→ **Set problem**
Locate each line in the records containing the string "their" and copy those lines out. Treat uppercase and lowercase as different.

[Collected data]
* * * * * * *
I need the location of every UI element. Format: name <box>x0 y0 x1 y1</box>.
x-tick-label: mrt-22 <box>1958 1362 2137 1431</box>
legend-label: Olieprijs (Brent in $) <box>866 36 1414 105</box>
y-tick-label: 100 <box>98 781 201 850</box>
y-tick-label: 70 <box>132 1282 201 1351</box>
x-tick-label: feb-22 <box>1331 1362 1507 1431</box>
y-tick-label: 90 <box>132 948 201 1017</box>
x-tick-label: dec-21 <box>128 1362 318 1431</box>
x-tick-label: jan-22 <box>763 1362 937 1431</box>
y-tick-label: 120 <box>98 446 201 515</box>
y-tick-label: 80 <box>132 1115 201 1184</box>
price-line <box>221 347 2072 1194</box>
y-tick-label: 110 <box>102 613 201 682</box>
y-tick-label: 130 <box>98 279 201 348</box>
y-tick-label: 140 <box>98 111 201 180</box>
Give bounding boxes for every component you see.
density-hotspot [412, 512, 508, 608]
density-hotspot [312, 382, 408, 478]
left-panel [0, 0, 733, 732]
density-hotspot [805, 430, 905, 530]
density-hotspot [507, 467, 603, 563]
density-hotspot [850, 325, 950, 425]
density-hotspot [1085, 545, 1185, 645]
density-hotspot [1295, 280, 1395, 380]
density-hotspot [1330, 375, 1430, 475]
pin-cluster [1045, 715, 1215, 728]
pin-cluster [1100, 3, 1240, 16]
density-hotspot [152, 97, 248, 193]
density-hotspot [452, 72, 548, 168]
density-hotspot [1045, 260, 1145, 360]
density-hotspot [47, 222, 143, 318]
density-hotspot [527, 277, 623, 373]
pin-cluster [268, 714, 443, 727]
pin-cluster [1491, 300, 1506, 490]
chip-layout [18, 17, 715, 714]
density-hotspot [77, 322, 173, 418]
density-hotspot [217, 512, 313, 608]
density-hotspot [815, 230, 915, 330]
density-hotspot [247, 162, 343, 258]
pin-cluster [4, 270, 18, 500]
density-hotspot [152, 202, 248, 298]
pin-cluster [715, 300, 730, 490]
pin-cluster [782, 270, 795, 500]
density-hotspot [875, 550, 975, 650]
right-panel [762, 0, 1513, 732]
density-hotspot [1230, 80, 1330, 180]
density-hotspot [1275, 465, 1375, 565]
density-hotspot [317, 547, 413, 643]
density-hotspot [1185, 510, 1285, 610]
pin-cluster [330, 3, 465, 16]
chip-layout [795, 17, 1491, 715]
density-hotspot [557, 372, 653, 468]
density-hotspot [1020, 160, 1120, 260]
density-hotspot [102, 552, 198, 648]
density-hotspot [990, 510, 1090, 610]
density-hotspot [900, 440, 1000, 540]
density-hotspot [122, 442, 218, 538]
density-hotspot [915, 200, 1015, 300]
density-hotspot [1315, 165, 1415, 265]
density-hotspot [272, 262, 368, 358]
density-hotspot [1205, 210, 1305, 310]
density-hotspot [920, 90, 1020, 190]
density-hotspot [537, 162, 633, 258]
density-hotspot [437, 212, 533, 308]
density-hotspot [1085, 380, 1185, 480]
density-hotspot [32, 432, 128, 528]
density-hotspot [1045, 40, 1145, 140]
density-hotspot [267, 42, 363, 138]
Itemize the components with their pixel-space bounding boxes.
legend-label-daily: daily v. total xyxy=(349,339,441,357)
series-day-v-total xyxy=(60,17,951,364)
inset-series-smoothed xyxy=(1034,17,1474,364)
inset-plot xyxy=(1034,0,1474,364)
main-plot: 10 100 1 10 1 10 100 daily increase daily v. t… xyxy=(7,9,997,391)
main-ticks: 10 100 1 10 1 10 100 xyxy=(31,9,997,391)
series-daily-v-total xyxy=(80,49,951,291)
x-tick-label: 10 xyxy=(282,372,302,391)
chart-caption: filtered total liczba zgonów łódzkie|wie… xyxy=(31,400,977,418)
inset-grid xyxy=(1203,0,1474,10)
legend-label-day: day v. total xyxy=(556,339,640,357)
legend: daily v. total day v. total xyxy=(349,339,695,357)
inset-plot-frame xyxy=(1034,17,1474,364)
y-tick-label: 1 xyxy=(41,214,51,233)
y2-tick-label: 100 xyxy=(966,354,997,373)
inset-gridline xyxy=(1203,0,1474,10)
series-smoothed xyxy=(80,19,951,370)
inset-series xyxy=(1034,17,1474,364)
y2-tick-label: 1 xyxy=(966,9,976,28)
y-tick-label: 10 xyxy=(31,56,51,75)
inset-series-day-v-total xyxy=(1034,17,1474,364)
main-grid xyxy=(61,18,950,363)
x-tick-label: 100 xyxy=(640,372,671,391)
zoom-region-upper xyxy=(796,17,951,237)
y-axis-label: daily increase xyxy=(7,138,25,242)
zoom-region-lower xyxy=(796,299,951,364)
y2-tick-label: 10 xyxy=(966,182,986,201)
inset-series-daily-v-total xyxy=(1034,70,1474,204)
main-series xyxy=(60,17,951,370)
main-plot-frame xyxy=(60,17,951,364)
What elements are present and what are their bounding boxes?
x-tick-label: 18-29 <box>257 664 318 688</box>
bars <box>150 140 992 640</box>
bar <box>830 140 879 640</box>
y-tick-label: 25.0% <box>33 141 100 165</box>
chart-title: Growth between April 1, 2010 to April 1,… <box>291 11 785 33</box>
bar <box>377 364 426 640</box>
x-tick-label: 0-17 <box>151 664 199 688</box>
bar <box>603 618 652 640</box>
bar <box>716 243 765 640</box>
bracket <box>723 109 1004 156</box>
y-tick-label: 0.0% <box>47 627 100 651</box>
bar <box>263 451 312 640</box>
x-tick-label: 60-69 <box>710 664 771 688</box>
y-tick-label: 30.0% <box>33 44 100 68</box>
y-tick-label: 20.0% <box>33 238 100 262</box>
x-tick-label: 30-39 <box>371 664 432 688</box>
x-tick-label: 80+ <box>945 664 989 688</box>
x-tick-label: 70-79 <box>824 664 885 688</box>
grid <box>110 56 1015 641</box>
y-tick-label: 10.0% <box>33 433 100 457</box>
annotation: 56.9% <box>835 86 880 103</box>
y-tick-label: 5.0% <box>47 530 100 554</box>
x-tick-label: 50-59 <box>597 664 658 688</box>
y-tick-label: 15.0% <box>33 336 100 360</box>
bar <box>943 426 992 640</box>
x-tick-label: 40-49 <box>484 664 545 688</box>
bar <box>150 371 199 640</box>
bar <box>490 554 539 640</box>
* * * * * * *
→ **Solved exercise**
Itemize the components with their pixel-space bounding boxes.
What elements are present and what are their bounding boxes?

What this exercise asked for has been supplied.